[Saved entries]
☆ ☆ ☆ ☆ ☆

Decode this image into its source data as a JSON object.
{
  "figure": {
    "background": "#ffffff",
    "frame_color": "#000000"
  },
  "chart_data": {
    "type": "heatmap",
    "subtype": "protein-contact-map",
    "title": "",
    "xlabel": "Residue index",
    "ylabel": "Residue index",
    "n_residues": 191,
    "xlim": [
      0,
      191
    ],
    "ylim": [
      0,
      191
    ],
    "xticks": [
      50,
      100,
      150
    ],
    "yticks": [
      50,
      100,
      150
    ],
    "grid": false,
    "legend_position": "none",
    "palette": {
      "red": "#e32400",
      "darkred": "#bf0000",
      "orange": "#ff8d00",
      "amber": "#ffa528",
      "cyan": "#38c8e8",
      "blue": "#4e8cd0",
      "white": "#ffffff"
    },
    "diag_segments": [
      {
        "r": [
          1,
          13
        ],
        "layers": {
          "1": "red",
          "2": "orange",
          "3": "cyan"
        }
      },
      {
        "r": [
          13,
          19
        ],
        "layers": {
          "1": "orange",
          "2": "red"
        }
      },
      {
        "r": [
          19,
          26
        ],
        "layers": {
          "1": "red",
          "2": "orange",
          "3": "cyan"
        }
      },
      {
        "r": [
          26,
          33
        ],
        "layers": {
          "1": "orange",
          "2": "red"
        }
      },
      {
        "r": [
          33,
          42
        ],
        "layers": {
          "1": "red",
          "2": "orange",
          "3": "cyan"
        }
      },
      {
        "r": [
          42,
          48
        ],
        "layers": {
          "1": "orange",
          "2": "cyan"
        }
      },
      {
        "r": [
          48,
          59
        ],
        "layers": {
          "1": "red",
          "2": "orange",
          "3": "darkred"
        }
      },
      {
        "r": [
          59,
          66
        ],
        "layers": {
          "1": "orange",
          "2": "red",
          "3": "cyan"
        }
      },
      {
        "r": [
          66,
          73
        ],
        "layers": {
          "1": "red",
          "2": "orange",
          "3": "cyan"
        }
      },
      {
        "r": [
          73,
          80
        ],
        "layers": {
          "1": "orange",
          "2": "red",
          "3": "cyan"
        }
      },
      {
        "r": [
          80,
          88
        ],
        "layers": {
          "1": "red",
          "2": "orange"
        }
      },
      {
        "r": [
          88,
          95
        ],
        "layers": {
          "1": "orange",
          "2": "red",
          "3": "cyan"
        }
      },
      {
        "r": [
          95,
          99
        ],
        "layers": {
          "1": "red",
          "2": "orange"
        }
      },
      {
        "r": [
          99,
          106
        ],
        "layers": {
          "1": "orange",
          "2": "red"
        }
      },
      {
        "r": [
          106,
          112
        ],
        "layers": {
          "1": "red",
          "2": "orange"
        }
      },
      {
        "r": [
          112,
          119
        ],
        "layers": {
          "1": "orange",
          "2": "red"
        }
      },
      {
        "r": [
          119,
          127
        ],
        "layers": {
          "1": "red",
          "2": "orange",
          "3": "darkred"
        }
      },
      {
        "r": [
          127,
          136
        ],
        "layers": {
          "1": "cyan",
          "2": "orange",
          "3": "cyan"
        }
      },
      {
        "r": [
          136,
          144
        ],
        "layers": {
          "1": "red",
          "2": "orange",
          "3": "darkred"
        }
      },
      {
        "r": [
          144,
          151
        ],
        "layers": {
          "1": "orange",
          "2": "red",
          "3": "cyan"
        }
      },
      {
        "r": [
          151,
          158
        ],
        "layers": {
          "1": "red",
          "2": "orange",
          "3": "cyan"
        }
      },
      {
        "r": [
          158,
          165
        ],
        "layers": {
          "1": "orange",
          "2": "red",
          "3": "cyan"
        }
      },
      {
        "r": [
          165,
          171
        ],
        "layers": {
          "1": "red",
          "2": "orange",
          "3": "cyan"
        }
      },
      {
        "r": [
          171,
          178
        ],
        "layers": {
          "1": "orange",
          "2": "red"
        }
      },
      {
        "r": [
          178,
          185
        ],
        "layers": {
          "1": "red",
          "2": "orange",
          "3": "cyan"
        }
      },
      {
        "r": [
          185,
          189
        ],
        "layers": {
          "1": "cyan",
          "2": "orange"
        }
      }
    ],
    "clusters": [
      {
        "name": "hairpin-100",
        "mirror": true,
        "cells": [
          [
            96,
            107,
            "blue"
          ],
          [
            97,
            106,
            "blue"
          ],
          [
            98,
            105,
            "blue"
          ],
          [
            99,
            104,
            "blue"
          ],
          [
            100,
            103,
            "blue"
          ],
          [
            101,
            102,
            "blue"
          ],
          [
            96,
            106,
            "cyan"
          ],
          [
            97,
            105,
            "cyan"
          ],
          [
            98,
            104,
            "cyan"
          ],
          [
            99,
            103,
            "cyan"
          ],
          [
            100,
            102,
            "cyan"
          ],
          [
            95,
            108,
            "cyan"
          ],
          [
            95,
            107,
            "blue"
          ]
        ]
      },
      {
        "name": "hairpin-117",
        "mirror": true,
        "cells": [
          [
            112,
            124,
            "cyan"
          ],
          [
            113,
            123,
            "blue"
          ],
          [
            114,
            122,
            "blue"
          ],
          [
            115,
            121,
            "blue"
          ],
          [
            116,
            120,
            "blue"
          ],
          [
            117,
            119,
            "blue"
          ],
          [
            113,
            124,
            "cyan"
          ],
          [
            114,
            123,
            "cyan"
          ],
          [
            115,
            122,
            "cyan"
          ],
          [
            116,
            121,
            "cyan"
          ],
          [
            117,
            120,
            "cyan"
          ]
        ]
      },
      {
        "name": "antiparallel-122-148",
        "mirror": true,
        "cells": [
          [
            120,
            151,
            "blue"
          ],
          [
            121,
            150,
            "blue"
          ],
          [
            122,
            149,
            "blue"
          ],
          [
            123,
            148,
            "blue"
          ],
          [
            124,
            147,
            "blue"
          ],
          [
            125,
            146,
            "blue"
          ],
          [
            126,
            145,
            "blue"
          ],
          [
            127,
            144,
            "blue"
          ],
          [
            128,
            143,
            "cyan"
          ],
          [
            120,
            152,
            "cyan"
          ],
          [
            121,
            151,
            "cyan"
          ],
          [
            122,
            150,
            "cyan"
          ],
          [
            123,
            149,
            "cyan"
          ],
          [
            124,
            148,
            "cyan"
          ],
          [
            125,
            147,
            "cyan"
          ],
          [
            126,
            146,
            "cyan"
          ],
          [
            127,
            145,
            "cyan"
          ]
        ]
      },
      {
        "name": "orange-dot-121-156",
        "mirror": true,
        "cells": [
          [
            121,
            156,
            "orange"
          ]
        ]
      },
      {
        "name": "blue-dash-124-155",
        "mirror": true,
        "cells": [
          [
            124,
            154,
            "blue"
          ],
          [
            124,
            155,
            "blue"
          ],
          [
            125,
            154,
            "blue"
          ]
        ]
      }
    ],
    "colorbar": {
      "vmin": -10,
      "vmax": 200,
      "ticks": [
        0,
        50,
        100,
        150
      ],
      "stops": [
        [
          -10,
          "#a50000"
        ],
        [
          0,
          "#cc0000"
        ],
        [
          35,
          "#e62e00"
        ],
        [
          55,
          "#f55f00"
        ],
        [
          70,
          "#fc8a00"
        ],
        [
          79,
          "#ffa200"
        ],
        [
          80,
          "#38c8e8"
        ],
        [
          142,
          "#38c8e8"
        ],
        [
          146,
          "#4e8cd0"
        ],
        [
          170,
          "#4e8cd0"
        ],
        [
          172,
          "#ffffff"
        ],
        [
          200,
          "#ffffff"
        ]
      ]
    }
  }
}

☆ ☆ ☆ ☆ ☆

:: Exercise instructions ::
Read the entries above and find each line holding the word "index". Copy it out.

:: Result ::
    "xlabel": "Residue index",
    "ylabel": "Residue index",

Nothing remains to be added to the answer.